# Problem
Reproduce every line of the material below word for word.

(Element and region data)
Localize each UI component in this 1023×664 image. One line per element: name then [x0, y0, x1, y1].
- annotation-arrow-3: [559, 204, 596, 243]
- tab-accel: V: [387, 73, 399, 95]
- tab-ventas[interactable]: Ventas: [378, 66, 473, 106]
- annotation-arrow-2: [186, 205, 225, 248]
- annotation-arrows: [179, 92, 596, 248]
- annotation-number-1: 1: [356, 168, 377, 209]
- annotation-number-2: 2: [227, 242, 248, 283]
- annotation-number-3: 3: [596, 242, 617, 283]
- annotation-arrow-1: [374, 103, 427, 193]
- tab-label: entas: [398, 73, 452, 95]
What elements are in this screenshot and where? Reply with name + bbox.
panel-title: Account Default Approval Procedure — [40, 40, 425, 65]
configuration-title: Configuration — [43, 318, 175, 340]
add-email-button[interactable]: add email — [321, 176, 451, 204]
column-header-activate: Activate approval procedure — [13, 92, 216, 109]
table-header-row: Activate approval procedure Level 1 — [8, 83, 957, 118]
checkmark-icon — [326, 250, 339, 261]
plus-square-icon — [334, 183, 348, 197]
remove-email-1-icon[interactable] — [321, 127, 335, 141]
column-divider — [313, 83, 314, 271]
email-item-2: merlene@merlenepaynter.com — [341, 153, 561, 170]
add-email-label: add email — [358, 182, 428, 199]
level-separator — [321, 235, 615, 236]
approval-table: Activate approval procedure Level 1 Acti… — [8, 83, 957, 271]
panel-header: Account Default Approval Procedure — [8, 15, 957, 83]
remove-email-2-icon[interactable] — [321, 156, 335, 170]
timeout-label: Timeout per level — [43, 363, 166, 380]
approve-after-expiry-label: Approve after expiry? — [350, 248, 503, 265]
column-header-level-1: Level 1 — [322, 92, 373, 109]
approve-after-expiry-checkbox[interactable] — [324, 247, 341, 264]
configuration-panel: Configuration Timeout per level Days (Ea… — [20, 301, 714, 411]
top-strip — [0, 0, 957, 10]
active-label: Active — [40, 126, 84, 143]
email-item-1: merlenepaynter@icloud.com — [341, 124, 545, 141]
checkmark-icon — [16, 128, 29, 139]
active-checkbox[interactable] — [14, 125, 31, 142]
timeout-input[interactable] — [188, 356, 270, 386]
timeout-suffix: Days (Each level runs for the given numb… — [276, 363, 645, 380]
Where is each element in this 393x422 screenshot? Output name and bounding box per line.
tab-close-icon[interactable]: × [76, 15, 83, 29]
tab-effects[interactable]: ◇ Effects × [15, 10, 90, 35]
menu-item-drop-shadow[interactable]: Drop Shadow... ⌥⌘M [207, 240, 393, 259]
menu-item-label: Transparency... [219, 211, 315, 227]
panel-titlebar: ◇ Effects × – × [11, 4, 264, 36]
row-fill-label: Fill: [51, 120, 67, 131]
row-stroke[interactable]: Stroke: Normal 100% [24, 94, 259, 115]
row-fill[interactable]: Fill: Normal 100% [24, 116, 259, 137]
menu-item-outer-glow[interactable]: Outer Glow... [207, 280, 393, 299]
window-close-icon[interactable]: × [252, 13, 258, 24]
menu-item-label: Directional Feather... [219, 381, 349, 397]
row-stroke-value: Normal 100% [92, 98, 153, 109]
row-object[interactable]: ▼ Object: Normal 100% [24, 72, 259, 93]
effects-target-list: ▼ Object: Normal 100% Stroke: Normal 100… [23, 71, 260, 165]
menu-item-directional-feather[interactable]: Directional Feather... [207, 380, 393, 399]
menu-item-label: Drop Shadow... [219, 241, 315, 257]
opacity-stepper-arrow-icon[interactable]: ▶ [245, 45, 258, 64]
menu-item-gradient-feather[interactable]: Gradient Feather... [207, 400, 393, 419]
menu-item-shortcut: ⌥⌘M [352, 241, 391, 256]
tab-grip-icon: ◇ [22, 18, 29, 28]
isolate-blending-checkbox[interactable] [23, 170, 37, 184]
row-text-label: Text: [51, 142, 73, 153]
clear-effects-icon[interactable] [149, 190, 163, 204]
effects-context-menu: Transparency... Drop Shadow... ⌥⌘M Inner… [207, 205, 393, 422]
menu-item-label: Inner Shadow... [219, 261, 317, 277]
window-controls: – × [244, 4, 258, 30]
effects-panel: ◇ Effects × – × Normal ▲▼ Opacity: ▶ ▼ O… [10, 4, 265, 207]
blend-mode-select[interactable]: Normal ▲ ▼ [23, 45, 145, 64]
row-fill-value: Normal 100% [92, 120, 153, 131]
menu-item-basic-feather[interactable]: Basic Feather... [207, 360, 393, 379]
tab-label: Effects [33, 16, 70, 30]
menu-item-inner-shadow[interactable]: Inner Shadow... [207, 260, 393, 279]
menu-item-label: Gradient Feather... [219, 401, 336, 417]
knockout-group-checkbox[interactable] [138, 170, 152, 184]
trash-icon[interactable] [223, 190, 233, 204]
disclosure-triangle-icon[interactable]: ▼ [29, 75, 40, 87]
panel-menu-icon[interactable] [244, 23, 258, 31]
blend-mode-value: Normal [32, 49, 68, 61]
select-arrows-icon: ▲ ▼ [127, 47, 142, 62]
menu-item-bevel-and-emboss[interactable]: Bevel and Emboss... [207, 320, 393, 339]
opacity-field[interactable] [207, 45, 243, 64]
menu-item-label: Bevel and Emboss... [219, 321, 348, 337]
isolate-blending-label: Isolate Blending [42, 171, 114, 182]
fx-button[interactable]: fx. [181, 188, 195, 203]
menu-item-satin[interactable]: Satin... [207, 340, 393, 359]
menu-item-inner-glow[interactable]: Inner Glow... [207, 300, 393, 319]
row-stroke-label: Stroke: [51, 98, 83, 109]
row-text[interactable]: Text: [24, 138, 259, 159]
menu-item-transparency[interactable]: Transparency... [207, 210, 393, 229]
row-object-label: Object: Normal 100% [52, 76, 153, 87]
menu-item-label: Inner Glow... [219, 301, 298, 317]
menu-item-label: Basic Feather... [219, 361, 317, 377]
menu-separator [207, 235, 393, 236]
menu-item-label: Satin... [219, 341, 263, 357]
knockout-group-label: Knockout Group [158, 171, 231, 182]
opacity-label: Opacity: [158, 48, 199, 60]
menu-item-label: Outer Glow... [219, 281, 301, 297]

# Answer to this problem
Localize each UI component in this 1023×664 image. One line per element: name then [x0, y0, x1, y1].
- annotation-arrow-3: [559, 204, 596, 243]
- tab-accel: V: [387, 73, 399, 95]
- tab-ventas[interactable]: Ventas: [378, 66, 473, 106]
- annotation-arrow-2: [186, 205, 225, 248]
- annotation-arrows: [179, 92, 596, 248]
- annotation-number-1: 1: [356, 168, 377, 209]
- annotation-number-2: 2: [227, 242, 248, 283]
- annotation-number-3: 3: [596, 242, 617, 283]
- annotation-arrow-1: [374, 103, 427, 193]
- tab-label: entas: [398, 73, 452, 95]
What elements are in this screenshot and where? Reply with name + bbox.
panel-title: Account Default Approval Procedure — [40, 40, 425, 65]
configuration-title: Configuration — [43, 318, 175, 340]
add-email-button[interactable]: add email — [321, 176, 451, 204]
column-header-activate: Activate approval procedure — [13, 92, 216, 109]
table-header-row: Activate approval procedure Level 1 — [8, 83, 957, 118]
checkmark-icon — [326, 250, 339, 261]
plus-square-icon — [334, 183, 348, 197]
remove-email-1-icon[interactable] — [321, 127, 335, 141]
column-divider — [313, 83, 314, 271]
email-item-2: merlene@merlenepaynter.com — [341, 153, 561, 170]
add-email-label: add email — [358, 182, 428, 199]
level-separator — [321, 235, 615, 236]
approval-table: Activate approval procedure Level 1 Acti… — [8, 83, 957, 271]
panel-header: Account Default Approval Procedure — [8, 15, 957, 83]
remove-email-2-icon[interactable] — [321, 156, 335, 170]
timeout-label: Timeout per level — [43, 363, 166, 380]
approve-after-expiry-label: Approve after expiry? — [350, 248, 503, 265]
column-header-level-1: Level 1 — [322, 92, 373, 109]
approve-after-expiry-checkbox[interactable] — [324, 247, 341, 264]
configuration-panel: Configuration Timeout per level Days (Ea… — [20, 301, 714, 411]
top-strip — [0, 0, 957, 10]
active-label: Active — [40, 126, 84, 143]
email-item-1: merlenepaynter@icloud.com — [341, 124, 545, 141]
checkmark-icon — [16, 128, 29, 139]
active-checkbox[interactable] — [14, 125, 31, 142]
timeout-input[interactable] — [188, 356, 270, 386]
timeout-suffix: Days (Each level runs for the given numb… — [276, 363, 645, 380]
Where is each element in this 393x422 screenshot? Output name and bounding box per line.
tab-close-icon[interactable]: × [76, 15, 83, 29]
tab-effects[interactable]: ◇ Effects × [15, 10, 90, 35]
menu-item-drop-shadow[interactable]: Drop Shadow... ⌥⌘M [207, 240, 393, 259]
menu-item-label: Transparency... [219, 211, 315, 227]
panel-titlebar: ◇ Effects × – × [11, 4, 264, 36]
row-fill-label: Fill: [51, 120, 67, 131]
row-stroke[interactable]: Stroke: Normal 100% [24, 94, 259, 115]
row-fill[interactable]: Fill: Normal 100% [24, 116, 259, 137]
menu-item-outer-glow[interactable]: Outer Glow... [207, 280, 393, 299]
window-close-icon[interactable]: × [252, 13, 258, 24]
menu-item-label: Directional Feather... [219, 381, 349, 397]
row-stroke-value: Normal 100% [92, 98, 153, 109]
row-object[interactable]: ▼ Object: Normal 100% [24, 72, 259, 93]
effects-target-list: ▼ Object: Normal 100% Stroke: Normal 100… [23, 71, 260, 165]
menu-item-directional-feather[interactable]: Directional Feather... [207, 380, 393, 399]
menu-item-label: Drop Shadow... [219, 241, 315, 257]
opacity-stepper-arrow-icon[interactable]: ▶ [245, 45, 258, 64]
menu-item-gradient-feather[interactable]: Gradient Feather... [207, 400, 393, 419]
menu-item-shortcut: ⌥⌘M [352, 241, 391, 256]
tab-grip-icon: ◇ [22, 18, 29, 28]
isolate-blending-checkbox[interactable] [23, 170, 37, 184]
row-text-label: Text: [51, 142, 73, 153]
clear-effects-icon[interactable] [149, 190, 163, 204]
effects-context-menu: Transparency... Drop Shadow... ⌥⌘M Inner… [207, 205, 393, 422]
menu-item-label: Inner Shadow... [219, 261, 317, 277]
window-controls: – × [244, 4, 258, 30]
effects-panel: ◇ Effects × – × Normal ▲▼ Opacity: ▶ ▼ O… [10, 4, 265, 207]
blend-mode-select[interactable]: Normal ▲ ▼ [23, 45, 145, 64]
row-fill-value: Normal 100% [92, 120, 153, 131]
menu-item-basic-feather[interactable]: Basic Feather... [207, 360, 393, 379]
tab-label: Effects [33, 16, 70, 30]
menu-item-inner-shadow[interactable]: Inner Shadow... [207, 260, 393, 279]
menu-item-label: Gradient Feather... [219, 401, 336, 417]
knockout-group-checkbox[interactable] [138, 170, 152, 184]
trash-icon[interactable] [223, 190, 233, 204]
disclosure-triangle-icon[interactable]: ▼ [29, 75, 40, 87]
panel-menu-icon[interactable] [244, 23, 258, 31]
blend-mode-value: Normal [32, 49, 68, 61]
select-arrows-icon: ▲ ▼ [127, 47, 142, 62]
menu-item-bevel-and-emboss[interactable]: Bevel and Emboss... [207, 320, 393, 339]
opacity-field[interactable] [207, 45, 243, 64]
menu-item-label: Bevel and Emboss... [219, 321, 348, 337]
isolate-blending-label: Isolate Blending [42, 171, 114, 182]
fx-button[interactable]: fx. [181, 188, 195, 203]
menu-item-satin[interactable]: Satin... [207, 340, 393, 359]
menu-item-inner-glow[interactable]: Inner Glow... [207, 300, 393, 319]
row-stroke-label: Stroke: [51, 98, 83, 109]
row-text[interactable]: Text: [24, 138, 259, 159]
menu-item-transparency[interactable]: Transparency... [207, 210, 393, 229]
row-object-label: Object: Normal 100% [52, 76, 153, 87]
menu-item-label: Inner Glow... [219, 301, 298, 317]
menu-item-label: Basic Feather... [219, 361, 317, 377]
menu-separator [207, 235, 393, 236]
menu-item-label: Satin... [219, 341, 263, 357]
knockout-group-label: Knockout Group [158, 171, 231, 182]
opacity-label: Opacity: [158, 48, 199, 60]
menu-item-label: Outer Glow... [219, 281, 301, 297]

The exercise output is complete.